To do –
Reproduce exactly the entries from the "Output a JSON" line to the end. Skip all pictures.

======== Provided information

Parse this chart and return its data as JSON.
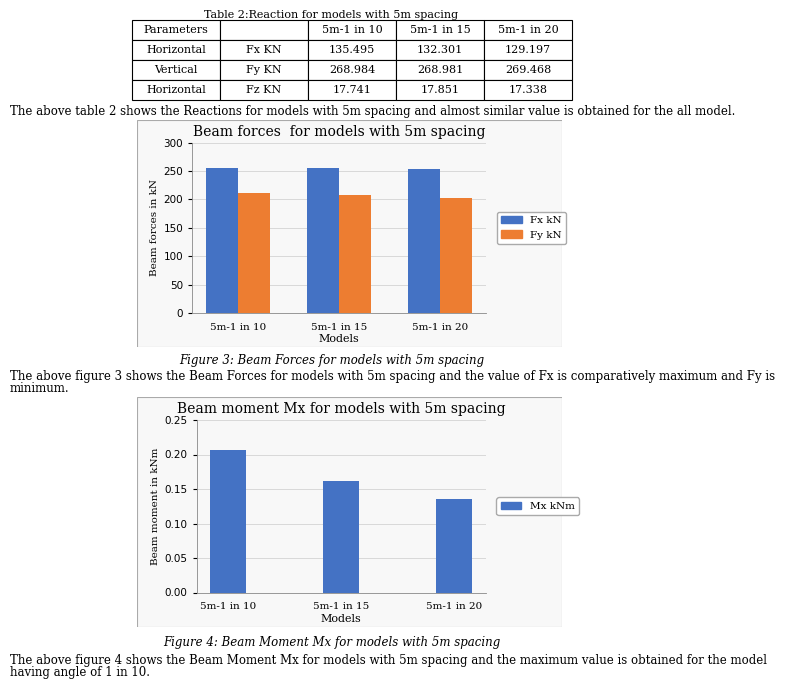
{
  "table_title": "Table 2:Reaction for models with 5m spacing",
  "table_headers": [
    "Parameters",
    "",
    "5m-1 in 10",
    "5m-1 in 15",
    "5m-1 in 20"
  ],
  "table_rows": [
    [
      "Horizontal",
      "Fx KN",
      "135.495",
      "132.301",
      "129.197"
    ],
    [
      "Vertical",
      "Fy KN",
      "268.984",
      "268.981",
      "269.468"
    ],
    [
      "Horizontal",
      "Fz KN",
      "17.741",
      "17.851",
      "17.338"
    ]
  ],
  "above_table_text": "The above table 2 shows the Reactions for models with 5m spacing and almost similar value is obtained for the all model.",
  "chart1_title": "Beam forces  for models with 5m spacing",
  "chart1_models": [
    "5m-1 in 10",
    "5m-1 in 15",
    "5m-1 in 20"
  ],
  "chart1_fx": [
    255,
    255,
    254
  ],
  "chart1_fy": [
    212,
    208,
    203
  ],
  "chart1_ylabel": "Beam forces in kN",
  "chart1_xlabel": "Models",
  "chart1_ylim": [
    0,
    300
  ],
  "chart1_yticks": [
    0,
    50,
    100,
    150,
    200,
    250,
    300
  ],
  "chart1_bar_color_fx": "#4472C4",
  "chart1_bar_color_fy": "#ED7D31",
  "chart1_legend": [
    "Fx kN",
    "Fy kN"
  ],
  "chart1_caption": "Figure 3: Beam Forces for models with 5m spacing",
  "between_charts_text1": "The above figure 3 shows the Beam Forces for models with 5m spacing and the value of Fx is comparatively maximum and Fy is",
  "between_charts_text2": "minimum.",
  "chart2_title": "Beam moment Mx for models with 5m spacing",
  "chart2_models": [
    "5m-1 in 10",
    "5m-1 in 15",
    "5m-1 in 20"
  ],
  "chart2_mx": [
    0.207,
    0.162,
    0.135
  ],
  "chart2_ylabel": "Beam moment in kNm",
  "chart2_xlabel": "Models",
  "chart2_ylim": [
    0,
    0.25
  ],
  "chart2_yticks": [
    0,
    0.05,
    0.1,
    0.15,
    0.2,
    0.25
  ],
  "chart2_bar_color": "#4472C4",
  "chart2_legend": [
    "Mx kNm"
  ],
  "chart2_caption": "Figure 4: Beam Moment Mx for models with 5m spacing",
  "below_chart2_text1": "The above figure 4 shows the Beam Moment Mx for models with 5m spacing and the maximum value is obtained for the model",
  "below_chart2_text2": "having angle of 1 in 10.",
  "bg_color": "#ffffff",
  "text_color": "#000000",
  "chart_bg": "#f5f5f5"
}
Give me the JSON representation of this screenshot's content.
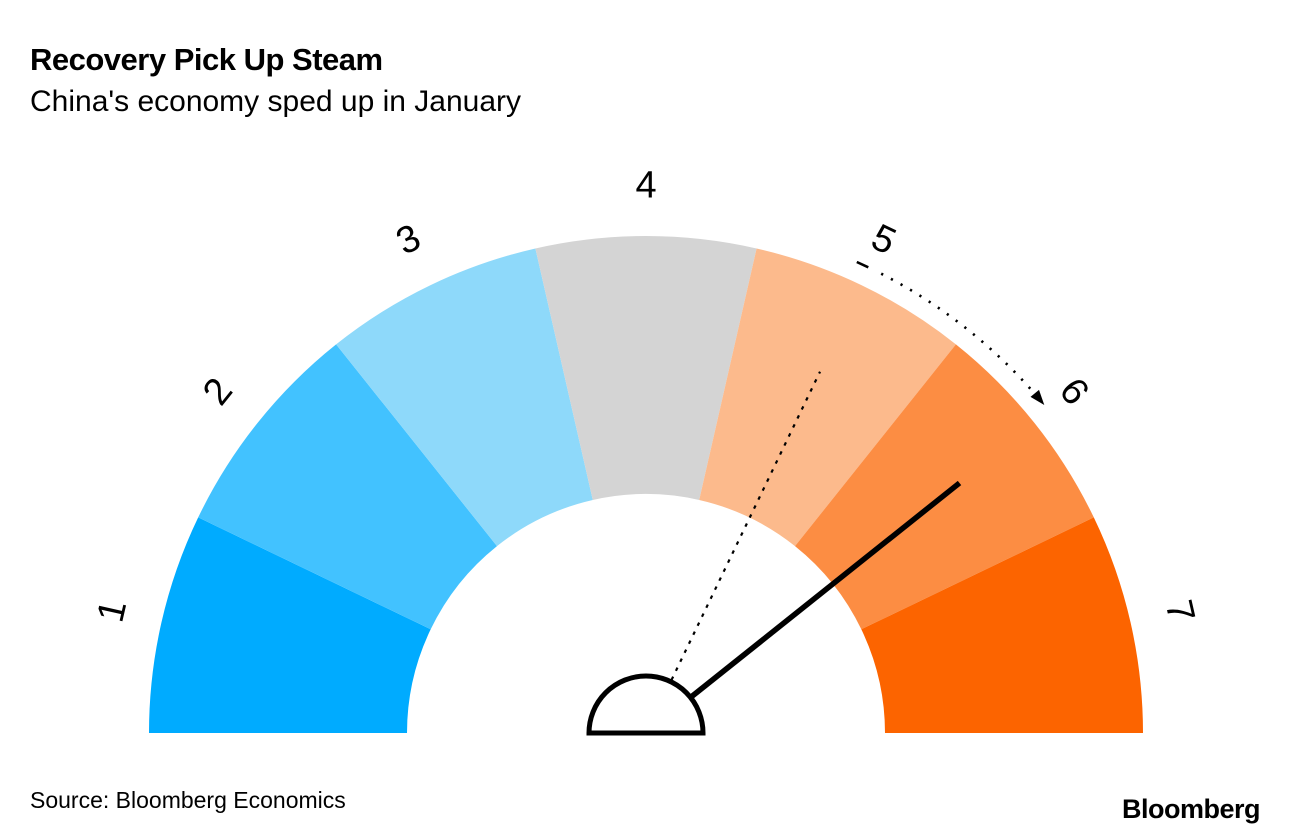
{
  "chart_data": {
    "type": "gauge",
    "title": "Recovery Pick Up Steam",
    "subtitle": "China's economy sped up in January",
    "source": "Source: Bloomberg Economics",
    "brand": "Bloomberg",
    "scale": {
      "min": 1,
      "max": 7,
      "shape": "semicircle",
      "sweep_deg": 180
    },
    "segments": [
      {
        "label": "1",
        "color": "#00ABFF"
      },
      {
        "label": "2",
        "color": "#42C2FF"
      },
      {
        "label": "3",
        "color": "#8ED9FA"
      },
      {
        "label": "4",
        "color": "#D4D4D4"
      },
      {
        "label": "5",
        "color": "#FCBA8C"
      },
      {
        "label": "6",
        "color": "#FC8D43"
      },
      {
        "label": "7",
        "color": "#FC6400"
      }
    ],
    "needles": [
      {
        "name": "previous-reading",
        "value": 5,
        "style": "dotted",
        "color": "#000000"
      },
      {
        "name": "current-reading",
        "value": 6,
        "style": "solid",
        "color": "#000000"
      }
    ],
    "movement_arrow": {
      "from": 5,
      "to": 6,
      "style": "dotted-arc",
      "color": "#000000"
    }
  }
}
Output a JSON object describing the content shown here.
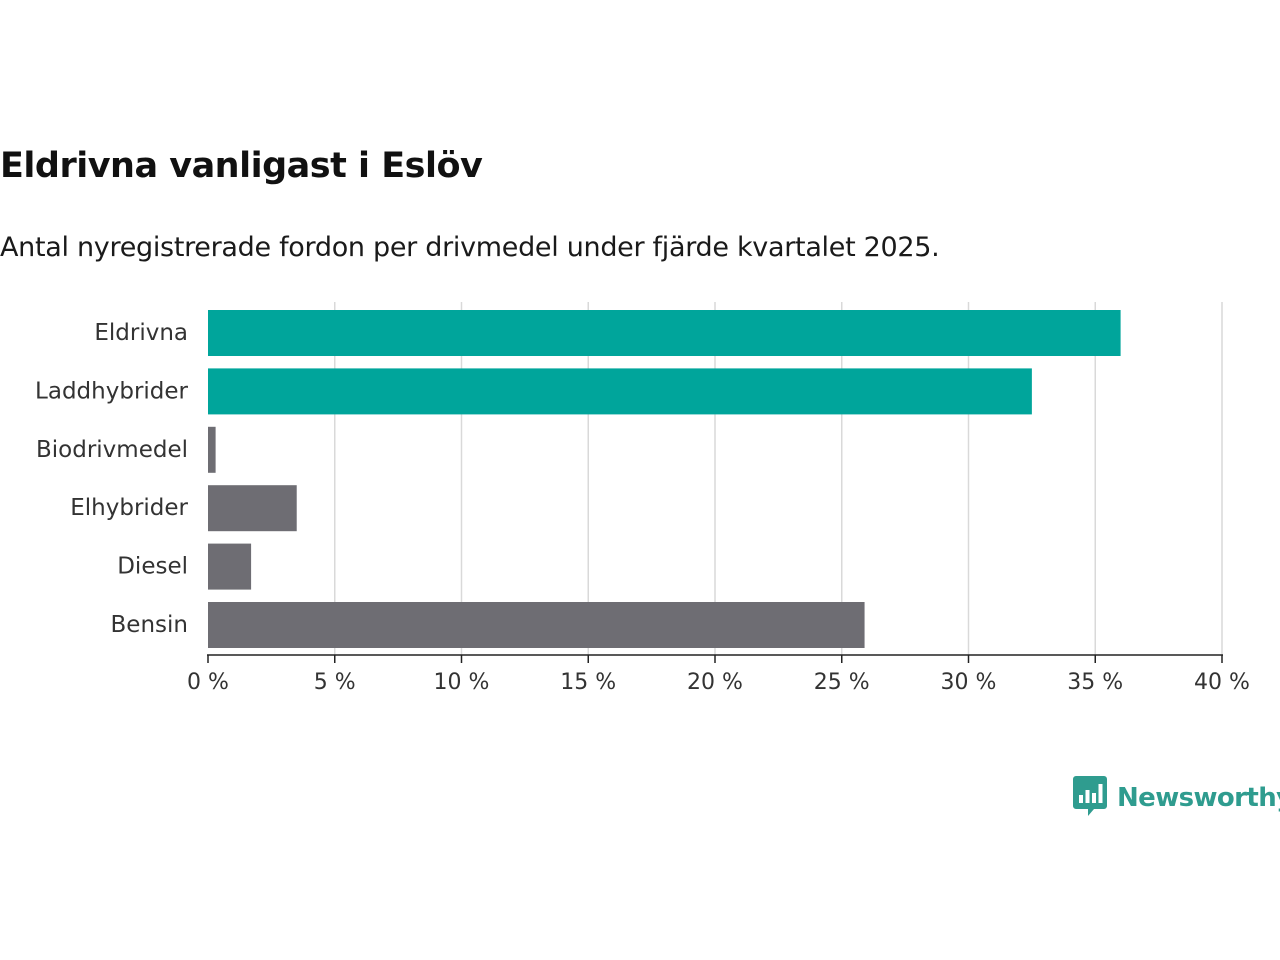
{
  "title": "Eldrivna vanligast i Eslöv",
  "subtitle": "Antal nyregistrerade fordon per drivmedel under fjärde kvartalet 2025.",
  "logo": {
    "text": "Newsworthy",
    "icon": "newsworthy-logo-icon"
  },
  "colors": {
    "highlight": "#00a59b",
    "muted": "#6e6d73",
    "grid": "#d9d9d9",
    "axis": "#222222",
    "brand": "#2f9c8f"
  },
  "chart_data": {
    "type": "bar",
    "orientation": "horizontal",
    "title": "Eldrivna vanligast i Eslöv",
    "subtitle": "Antal nyregistrerade fordon per drivmedel under fjärde kvartalet 2025.",
    "xlabel": "",
    "ylabel": "",
    "xlim": [
      0,
      40
    ],
    "x_ticks": [
      0,
      5,
      10,
      15,
      20,
      25,
      30,
      35,
      40
    ],
    "tick_suffix": " %",
    "grid": true,
    "categories": [
      "Eldrivna",
      "Laddhybrider",
      "Biodrivmedel",
      "Elhybrider",
      "Diesel",
      "Bensin"
    ],
    "values": [
      36.0,
      32.5,
      0.3,
      3.5,
      1.7,
      25.9
    ],
    "highlight": [
      true,
      true,
      false,
      false,
      false,
      false
    ]
  }
}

================

Solution to the problem –
Output a JSON object describing the content shown here.
{
  "title": "Eldrivna vanligast i Eslöv",
  "subtitle": "Antal nyregistrerade fordon per drivmedel under fjärde kvartalet 2025.",
  "logo": {
    "text": "Newsworthy",
    "icon": "newsworthy-logo-icon"
  },
  "colors": {
    "highlight": "#00a59b",
    "muted": "#6e6d73",
    "grid": "#d9d9d9",
    "axis": "#222222",
    "brand": "#2f9c8f"
  },
  "chart_data": {
    "type": "bar",
    "orientation": "horizontal",
    "title": "Eldrivna vanligast i Eslöv",
    "subtitle": "Antal nyregistrerade fordon per drivmedel under fjärde kvartalet 2025.",
    "xlabel": "",
    "ylabel": "",
    "xlim": [
      0,
      40
    ],
    "x_ticks": [
      0,
      5,
      10,
      15,
      20,
      25,
      30,
      35,
      40
    ],
    "tick_suffix": " %",
    "grid": true,
    "categories": [
      "Eldrivna",
      "Laddhybrider",
      "Biodrivmedel",
      "Elhybrider",
      "Diesel",
      "Bensin"
    ],
    "values": [
      36.0,
      32.5,
      0.3,
      3.5,
      1.7,
      25.9
    ],
    "highlight": [
      true,
      true,
      false,
      false,
      false,
      false
    ]
  }
}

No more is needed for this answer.